* AANGELEVERDE TEKST *

▬▬▬▬▬▬

In hoofdstuk 16 van Tommy Wieringa’s Nirwana (e-boek-uitgave, naar de eerste druk) lees ik:
Een l-vormige gaanderij met een arcadeboog omsloot het zwembad half […].
Ik denk dat die gaanderij in (fictionele) werkelijkheid L-vormig is.
Maar dan nog vraag ik me af wat ‘een gaanderij met een arcadeboog’ is. Een beetje gaanderij van allure, bij een landhuis op Ibiza, zeker een gaanderij met een hoek erin, heeft toch minimaal twee bogen, stel ik mij voor.

▬▬▬▬▬▬

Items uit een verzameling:
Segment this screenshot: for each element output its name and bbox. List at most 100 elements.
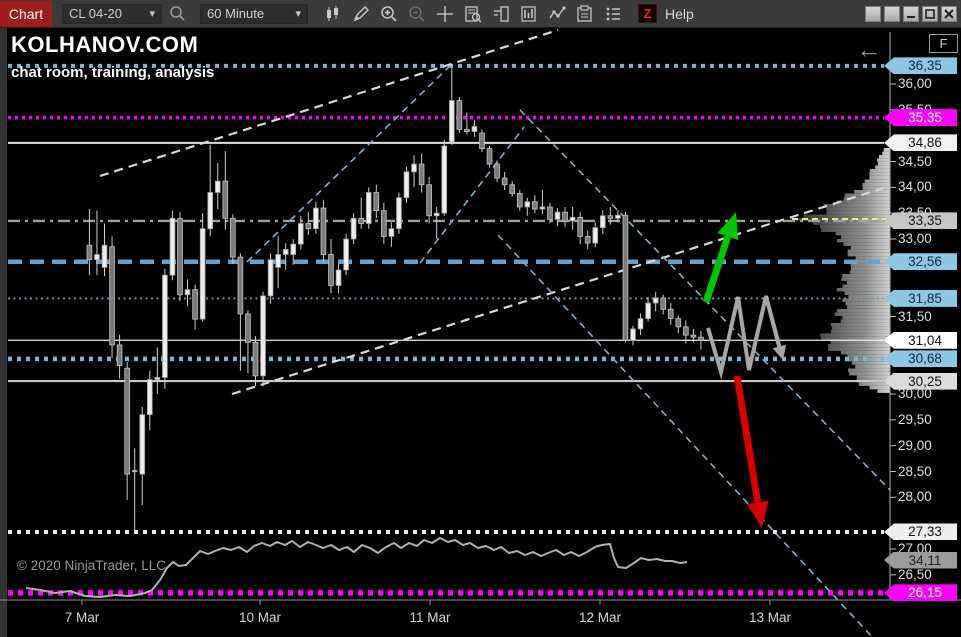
green-up-arrow[interactable] — [702, 235, 732, 304]
volume-profile-row — [842, 274, 890, 278]
candle-body — [230, 217, 236, 258]
candle-body — [131, 470, 138, 473]
volume-profile-row — [869, 176, 890, 180]
volume-profile-row — [855, 256, 890, 260]
candle-body — [509, 184, 515, 194]
volume-profile-row — [842, 316, 890, 320]
volume-profile-row — [847, 253, 890, 257]
crosshair-icon[interactable] — [432, 3, 458, 25]
red-down-arrow[interactable] — [733, 375, 762, 503]
scroll-back-arrow-icon[interactable]: ← — [856, 34, 882, 64]
price-tag-30,68: 30,68 — [884, 350, 957, 368]
price-tick-label: 34,00 — [898, 179, 932, 195]
green-up-arrow-head[interactable] — [717, 212, 739, 241]
help-menu[interactable]: Help — [665, 5, 694, 22]
volume-profile-row — [828, 347, 890, 351]
volume-profile-row — [845, 358, 890, 362]
candle-body — [381, 210, 387, 237]
red-down-arrow-head[interactable] — [746, 500, 769, 528]
minimize-icon[interactable] — [903, 5, 919, 22]
volume-profile-row — [843, 242, 890, 246]
indicators-icon[interactable] — [516, 3, 542, 25]
volume-profile-row — [834, 312, 890, 316]
candle-body — [313, 207, 319, 230]
window-button-2[interactable] — [884, 5, 900, 22]
rising-blue-steep-2[interactable] — [419, 126, 525, 264]
instrument-search-icon[interactable] — [164, 3, 190, 25]
volume-profile-row — [848, 295, 890, 299]
price-tick-label: 36,00 — [898, 76, 932, 91]
candle-body — [592, 227, 599, 244]
price-tick-label: 28,00 — [898, 489, 932, 505]
volume-profile-row — [869, 386, 890, 390]
list-icon[interactable] — [600, 3, 626, 25]
candle-body — [464, 129, 470, 132]
volume-profile-row — [858, 382, 890, 386]
volume-profile-row — [845, 302, 890, 306]
left-window-edge — [0, 28, 7, 637]
volume-profile-row — [844, 193, 890, 197]
candle-body — [86, 244, 93, 261]
volume-profile-row — [862, 186, 890, 190]
instrument-select[interactable]: CL 04-20 ▾ — [62, 3, 162, 24]
chart-style-icon[interactable] — [320, 3, 346, 25]
volume-profile-row — [869, 172, 890, 176]
candle-body — [101, 244, 108, 268]
candle-body — [622, 214, 629, 341]
volume-profile-row — [847, 305, 890, 309]
candle-body — [577, 216, 583, 237]
chart-plot-area[interactable]: KOLHANOV.COM chat room, training, analys… — [0, 28, 961, 637]
gray-zigzag-arrow-head[interactable] — [772, 344, 787, 360]
chart-trader-icon[interactable] — [488, 3, 514, 25]
candle-body — [645, 302, 651, 319]
zoom-out-icon[interactable] — [404, 3, 430, 25]
volume-profile-row — [877, 158, 890, 162]
gray-zigzag-arrow[interactable] — [764, 295, 782, 347]
drawing-tools-icon[interactable] — [348, 3, 374, 25]
z-indicator-icon[interactable]: Z — [638, 4, 657, 23]
window-button-1[interactable] — [865, 5, 881, 22]
volume-profile-row — [848, 368, 890, 372]
volume-profile-row — [820, 228, 890, 232]
properties-icon[interactable] — [572, 3, 598, 25]
date-label: 7 Mar — [64, 610, 100, 625]
candle-body — [630, 328, 636, 341]
price-tag-33,35: 33,35 — [884, 212, 957, 230]
candle-body — [184, 289, 191, 296]
restore-icon[interactable] — [922, 5, 938, 22]
indicator-value-tag: 34,11 — [884, 551, 957, 569]
price-tick-label: 28,50 — [898, 463, 932, 479]
interval-select[interactable]: 60 Minute ▾ — [200, 3, 308, 24]
candle-body — [600, 215, 606, 229]
volume-profile-row — [840, 351, 890, 355]
price-tick-label: 33,00 — [898, 231, 932, 246]
candle-body — [615, 214, 621, 219]
candle-body — [260, 295, 266, 377]
candle-body — [305, 223, 312, 230]
data-series-icon[interactable] — [460, 3, 486, 25]
volume-profile-row — [836, 200, 890, 204]
volume-profile-row — [828, 344, 890, 348]
rising-white-upper[interactable] — [99, 28, 559, 178]
close-icon[interactable] — [941, 5, 957, 22]
strategies-icon[interactable] — [544, 3, 570, 25]
chevron-down-icon: ▾ — [295, 8, 301, 20]
rising-white-lower[interactable] — [231, 184, 891, 396]
candle-body — [418, 163, 425, 186]
volume-profile-row — [803, 214, 890, 218]
candle-body — [486, 148, 493, 165]
volume-profile-row — [850, 267, 890, 271]
zoom-in-icon[interactable] — [376, 3, 402, 25]
volume-profile-row — [842, 298, 890, 302]
falling-blue-2[interactable] — [497, 234, 875, 637]
candle-body — [297, 223, 304, 245]
candle-body — [562, 211, 568, 222]
focus-button[interactable]: F — [929, 34, 958, 53]
price-tag-32,56: 32,56 — [884, 253, 957, 271]
candle-body — [207, 192, 214, 230]
chart-tab-button[interactable]: Chart — [0, 1, 52, 27]
candle-body — [433, 212, 440, 217]
candle-body — [139, 414, 146, 475]
volume-profile-row — [847, 249, 890, 253]
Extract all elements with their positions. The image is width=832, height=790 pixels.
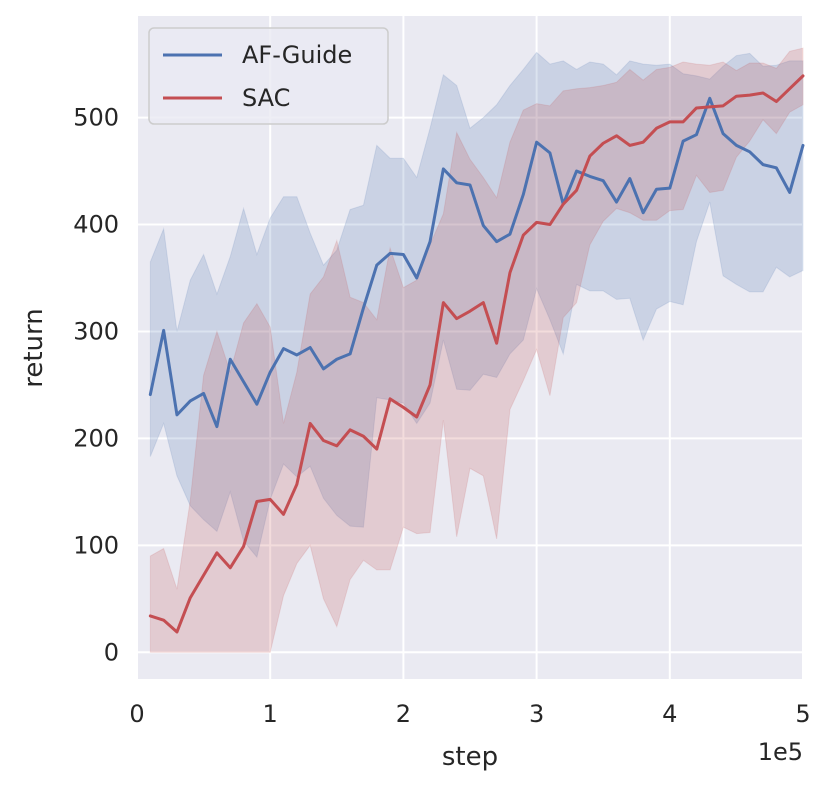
band-sac	[149, 47, 804, 653]
band-af-guide	[149, 51, 804, 559]
plot-background	[137, 16, 803, 679]
y-tick-labels: 0 100 200 300 400 500	[73, 104, 119, 667]
x-tick-label: 3	[529, 700, 544, 728]
confidence-bands	[149, 47, 804, 653]
x-tick-label: 0	[129, 700, 144, 728]
legend: AF-Guide SAC	[148, 27, 389, 125]
x-tick-labels: 0 1 2 3 4 5	[129, 700, 810, 728]
x-tick-label: 5	[795, 700, 810, 728]
legend-label-af-guide: AF-Guide	[242, 41, 352, 69]
series-line-af-guide	[148, 96, 805, 429]
y-tick-label: 500	[73, 104, 119, 132]
x-tick-label: 2	[396, 700, 411, 728]
legend-box	[148, 27, 389, 125]
series-line-sac	[148, 74, 805, 634]
grid-lines	[136, 16, 804, 679]
x-offset-text: 1e5	[758, 738, 803, 766]
y-tick-label: 400	[73, 211, 119, 239]
x-tick-label: 4	[662, 700, 677, 728]
x-axis-label: step	[442, 742, 498, 772]
y-tick-label: 0	[104, 638, 119, 666]
x-tick-label: 1	[263, 700, 278, 728]
y-tick-label: 200	[73, 424, 119, 452]
legend-label-sac: SAC	[242, 84, 290, 112]
y-tick-label: 100	[73, 531, 119, 559]
y-tick-label: 300	[73, 317, 119, 345]
y-axis-label: return	[19, 308, 49, 388]
series-lines	[148, 74, 805, 634]
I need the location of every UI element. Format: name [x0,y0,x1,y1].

▬▬▬▬▬▬

Geef de aangeleverde tekst over de gaanderij in Nirwana opnieuw, volledig en zonder enige wijziging.

* JUIST ANTWOORD *
In hoofdstuk 16 van Tommy Wieringa’s Nirwana (e-boek-uitgave, naar de eerste druk) lees ik:
Een l-vormige gaanderij met een arcadeboog omsloot het zwembad half […].
Ik denk dat die gaanderij in (fictionele) werkelijkheid L-vormig is.
Maar dan nog vraag ik me af wat ‘een gaanderij met een arcadeboog’ is. Een beetje gaanderij van allure, bij een landhuis op Ibiza, zeker een gaanderij met een hoek erin, heeft toch minimaal twee bogen, stel ik mij voor.